- Task directions
Restate the records that follow word for word; no pictures should appear.

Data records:
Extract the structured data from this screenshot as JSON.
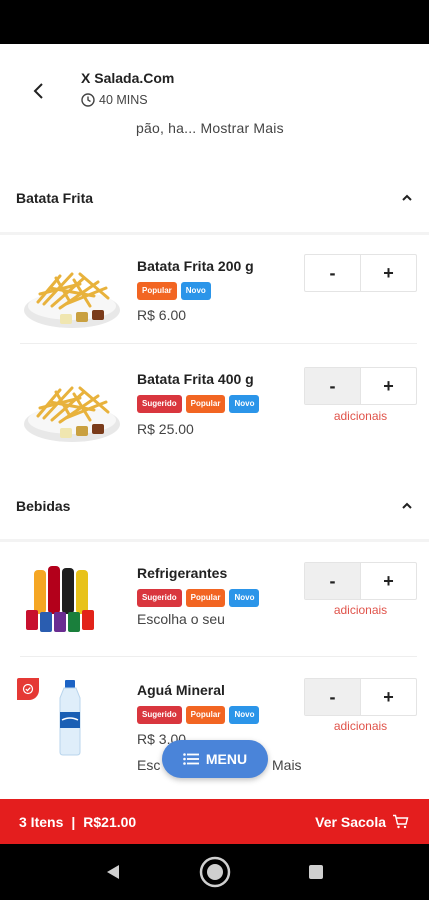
{
  "header": {
    "store_name": "X Salada.Com",
    "eta": "40 MINS",
    "description_tail": "pão,   ha... Mostrar Mais"
  },
  "sections": [
    {
      "title": "Batata Frita",
      "products": [
        {
          "name": "Batata Frita 200 g",
          "tags": [
            "Popular",
            "Novo"
          ],
          "price": "R$ 6.00"
        },
        {
          "name": "Batata Frita 400 g",
          "tags": [
            "Sugerido",
            "Popular",
            "Novo"
          ],
          "price": "R$ 25.00",
          "addons": "adicionais"
        }
      ]
    },
    {
      "title": "Bebidas",
      "products": [
        {
          "name": "Refrigerantes",
          "tags": [
            "Sugerido",
            "Popular",
            "Novo"
          ],
          "subtitle": "Escolha o seu",
          "addons": "adicionais"
        },
        {
          "name": "Aguá Mineral",
          "tags": [
            "Sugerido",
            "Popular",
            "Novo"
          ],
          "price": "R$ 3.00",
          "subtitle_left": "Esc",
          "subtitle_right": "Mais",
          "addons": "adicionais"
        }
      ]
    }
  ],
  "stepper": {
    "minus": "-",
    "plus": "+"
  },
  "menu_button": {
    "label": "MENU"
  },
  "cart": {
    "count": "3 Itens",
    "separator": "|",
    "total": "R$21.00",
    "action": "Ver Sacola"
  },
  "icons": {
    "back": "arrow-left-icon",
    "clock": "clock-icon",
    "collapse": "chevron-up-icon",
    "menu": "list-icon",
    "cart": "cart-icon"
  },
  "colors": {
    "cart_bar": "#e41e1e",
    "menu_fab": "#4a84d9",
    "tag_sugerido": "#d9363e",
    "tag_popular": "#f26522",
    "tag_novo": "#2b95e9",
    "addons_text": "#e0534a"
  }
}
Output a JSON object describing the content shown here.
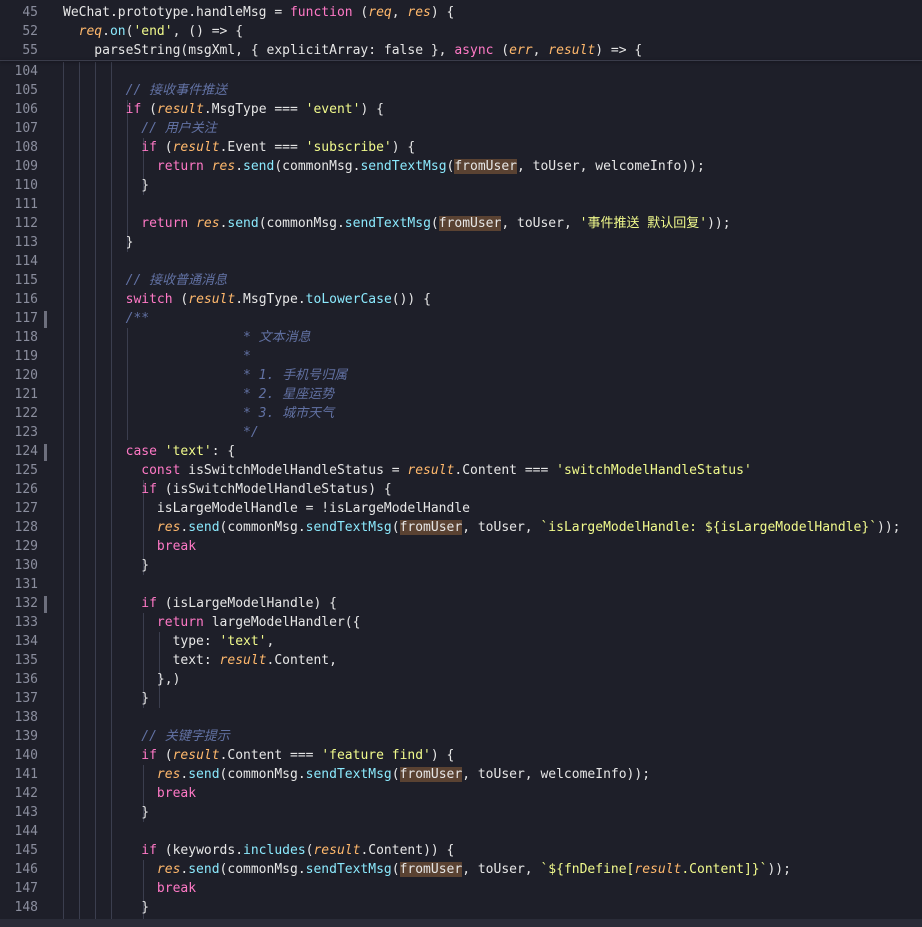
{
  "editor": {
    "lines": [
      {
        "num": "45",
        "text": "WeChat.prototype.handleMsg = function (req, res) {"
      },
      {
        "num": "52",
        "text": "  req.on('end', () => {"
      },
      {
        "num": "55",
        "text": "    parseString(msgXml, { explicitArray: false }, async (err, result) => {"
      },
      {
        "num": "104",
        "text": ""
      },
      {
        "num": "105",
        "text": "        // 接收事件推送"
      },
      {
        "num": "106",
        "text": "        if (result.MsgType === 'event') {"
      },
      {
        "num": "107",
        "text": "          // 用户关注"
      },
      {
        "num": "108",
        "text": "          if (result.Event === 'subscribe') {"
      },
      {
        "num": "109",
        "text": "            return res.send(commonMsg.sendTextMsg(fromUser, toUser, welcomeInfo));"
      },
      {
        "num": "110",
        "text": "          }"
      },
      {
        "num": "111",
        "text": ""
      },
      {
        "num": "112",
        "text": "          return res.send(commonMsg.sendTextMsg(fromUser, toUser, '事件推送 默认回复'));"
      },
      {
        "num": "113",
        "text": "        }"
      },
      {
        "num": "114",
        "text": ""
      },
      {
        "num": "115",
        "text": "        // 接收普通消息"
      },
      {
        "num": "116",
        "text": "        switch (result.MsgType.toLowerCase()) {"
      },
      {
        "num": "117",
        "text": "        /**"
      },
      {
        "num": "118",
        "text": "                       * 文本消息"
      },
      {
        "num": "119",
        "text": "                       *"
      },
      {
        "num": "120",
        "text": "                       * 1. 手机号归属"
      },
      {
        "num": "121",
        "text": "                       * 2. 星座运势"
      },
      {
        "num": "122",
        "text": "                       * 3. 城市天气"
      },
      {
        "num": "123",
        "text": "                       */"
      },
      {
        "num": "124",
        "text": "        case 'text': {"
      },
      {
        "num": "125",
        "text": "          const isSwitchModelHandleStatus = result.Content === 'switchModelHandleStatus'"
      },
      {
        "num": "126",
        "text": "          if (isSwitchModelHandleStatus) {"
      },
      {
        "num": "127",
        "text": "            isLargeModelHandle = !isLargeModelHandle"
      },
      {
        "num": "128",
        "text": "            res.send(commonMsg.sendTextMsg(fromUser, toUser, `isLargeModelHandle: ${isLargeModelHandle}`));"
      },
      {
        "num": "129",
        "text": "            break"
      },
      {
        "num": "130",
        "text": "          }"
      },
      {
        "num": "131",
        "text": ""
      },
      {
        "num": "132",
        "text": "          if (isLargeModelHandle) {"
      },
      {
        "num": "133",
        "text": "            return largeModelHandler({"
      },
      {
        "num": "134",
        "text": "              type: 'text',"
      },
      {
        "num": "135",
        "text": "              text: result.Content,"
      },
      {
        "num": "136",
        "text": "            },)"
      },
      {
        "num": "137",
        "text": "          }"
      },
      {
        "num": "138",
        "text": ""
      },
      {
        "num": "139",
        "text": "          // 关键字提示"
      },
      {
        "num": "140",
        "text": "          if (result.Content === 'feature find') {"
      },
      {
        "num": "141",
        "text": "            res.send(commonMsg.sendTextMsg(fromUser, toUser, welcomeInfo));"
      },
      {
        "num": "142",
        "text": "            break"
      },
      {
        "num": "143",
        "text": "          }"
      },
      {
        "num": "144",
        "text": ""
      },
      {
        "num": "145",
        "text": "          if (keywords.includes(result.Content)) {"
      },
      {
        "num": "146",
        "text": "            res.send(commonMsg.sendTextMsg(fromUser, toUser, `${fnDefine[result.Content]}`));"
      },
      {
        "num": "147",
        "text": "            break"
      },
      {
        "num": "148",
        "text": "          }"
      }
    ]
  }
}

- Solution
Extract the structured data from this screenshot as JSON.
{
  "header": {
    "store_name": "X Salada.Com",
    "eta": "40 MINS",
    "description_tail": "pão,   ha... Mostrar Mais"
  },
  "sections": [
    {
      "title": "Batata Frita",
      "products": [
        {
          "name": "Batata Frita 200 g",
          "tags": [
            "Popular",
            "Novo"
          ],
          "price": "R$ 6.00"
        },
        {
          "name": "Batata Frita 400 g",
          "tags": [
            "Sugerido",
            "Popular",
            "Novo"
          ],
          "price": "R$ 25.00",
          "addons": "adicionais"
        }
      ]
    },
    {
      "title": "Bebidas",
      "products": [
        {
          "name": "Refrigerantes",
          "tags": [
            "Sugerido",
            "Popular",
            "Novo"
          ],
          "subtitle": "Escolha o seu",
          "addons": "adicionais"
        },
        {
          "name": "Aguá Mineral",
          "tags": [
            "Sugerido",
            "Popular",
            "Novo"
          ],
          "price": "R$ 3.00",
          "subtitle_left": "Esc",
          "subtitle_right": "Mais",
          "addons": "adicionais"
        }
      ]
    }
  ],
  "stepper": {
    "minus": "-",
    "plus": "+"
  },
  "menu_button": {
    "label": "MENU"
  },
  "cart": {
    "count": "3 Itens",
    "separator": "|",
    "total": "R$21.00",
    "action": "Ver Sacola"
  },
  "icons": {
    "back": "arrow-left-icon",
    "clock": "clock-icon",
    "collapse": "chevron-up-icon",
    "menu": "list-icon",
    "cart": "cart-icon"
  },
  "colors": {
    "cart_bar": "#e41e1e",
    "menu_fab": "#4a84d9",
    "tag_sugerido": "#d9363e",
    "tag_popular": "#f26522",
    "tag_novo": "#2b95e9",
    "addons_text": "#e0534a"
  }
}
Output a JSON object describing the content shown here.
{
  "editor": {
    "lines": [
      {
        "num": "45",
        "text": "WeChat.prototype.handleMsg = function (req, res) {"
      },
      {
        "num": "52",
        "text": "  req.on('end', () => {"
      },
      {
        "num": "55",
        "text": "    parseString(msgXml, { explicitArray: false }, async (err, result) => {"
      },
      {
        "num": "104",
        "text": ""
      },
      {
        "num": "105",
        "text": "        // 接收事件推送"
      },
      {
        "num": "106",
        "text": "        if (result.MsgType === 'event') {"
      },
      {
        "num": "107",
        "text": "          // 用户关注"
      },
      {
        "num": "108",
        "text": "          if (result.Event === 'subscribe') {"
      },
      {
        "num": "109",
        "text": "            return res.send(commonMsg.sendTextMsg(fromUser, toUser, welcomeInfo));"
      },
      {
        "num": "110",
        "text": "          }"
      },
      {
        "num": "111",
        "text": ""
      },
      {
        "num": "112",
        "text": "          return res.send(commonMsg.sendTextMsg(fromUser, toUser, '事件推送 默认回复'));"
      },
      {
        "num": "113",
        "text": "        }"
      },
      {
        "num": "114",
        "text": ""
      },
      {
        "num": "115",
        "text": "        // 接收普通消息"
      },
      {
        "num": "116",
        "text": "        switch (result.MsgType.toLowerCase()) {"
      },
      {
        "num": "117",
        "text": "        /**"
      },
      {
        "num": "118",
        "text": "                       * 文本消息"
      },
      {
        "num": "119",
        "text": "                       *"
      },
      {
        "num": "120",
        "text": "                       * 1. 手机号归属"
      },
      {
        "num": "121",
        "text": "                       * 2. 星座运势"
      },
      {
        "num": "122",
        "text": "                       * 3. 城市天气"
      },
      {
        "num": "123",
        "text": "                       */"
      },
      {
        "num": "124",
        "text": "        case 'text': {"
      },
      {
        "num": "125",
        "text": "          const isSwitchModelHandleStatus = result.Content === 'switchModelHandleStatus'"
      },
      {
        "num": "126",
        "text": "          if (isSwitchModelHandleStatus) {"
      },
      {
        "num": "127",
        "text": "            isLargeModelHandle = !isLargeModelHandle"
      },
      {
        "num": "128",
        "text": "            res.send(commonMsg.sendTextMsg(fromUser, toUser, `isLargeModelHandle: ${isLargeModelHandle}`));"
      },
      {
        "num": "129",
        "text": "            break"
      },
      {
        "num": "130",
        "text": "          }"
      },
      {
        "num": "131",
        "text": ""
      },
      {
        "num": "132",
        "text": "          if (isLargeModelHandle) {"
      },
      {
        "num": "133",
        "text": "            return largeModelHandler({"
      },
      {
        "num": "134",
        "text": "              type: 'text',"
      },
      {
        "num": "135",
        "text": "              text: result.Content,"
      },
      {
        "num": "136",
        "text": "            },)"
      },
      {
        "num": "137",
        "text": "          }"
      },
      {
        "num": "138",
        "text": ""
      },
      {
        "num": "139",
        "text": "          // 关键字提示"
      },
      {
        "num": "140",
        "text": "          if (result.Content === 'feature find') {"
      },
      {
        "num": "141",
        "text": "            res.send(commonMsg.sendTextMsg(fromUser, toUser, welcomeInfo));"
      },
      {
        "num": "142",
        "text": "            break"
      },
      {
        "num": "143",
        "text": "          }"
      },
      {
        "num": "144",
        "text": ""
      },
      {
        "num": "145",
        "text": "          if (keywords.includes(result.Content)) {"
      },
      {
        "num": "146",
        "text": "            res.send(commonMsg.sendTextMsg(fromUser, toUser, `${fnDefine[result.Content]}`));"
      },
      {
        "num": "147",
        "text": "            break"
      },
      {
        "num": "148",
        "text": "          }"
      }
    ]
  }
}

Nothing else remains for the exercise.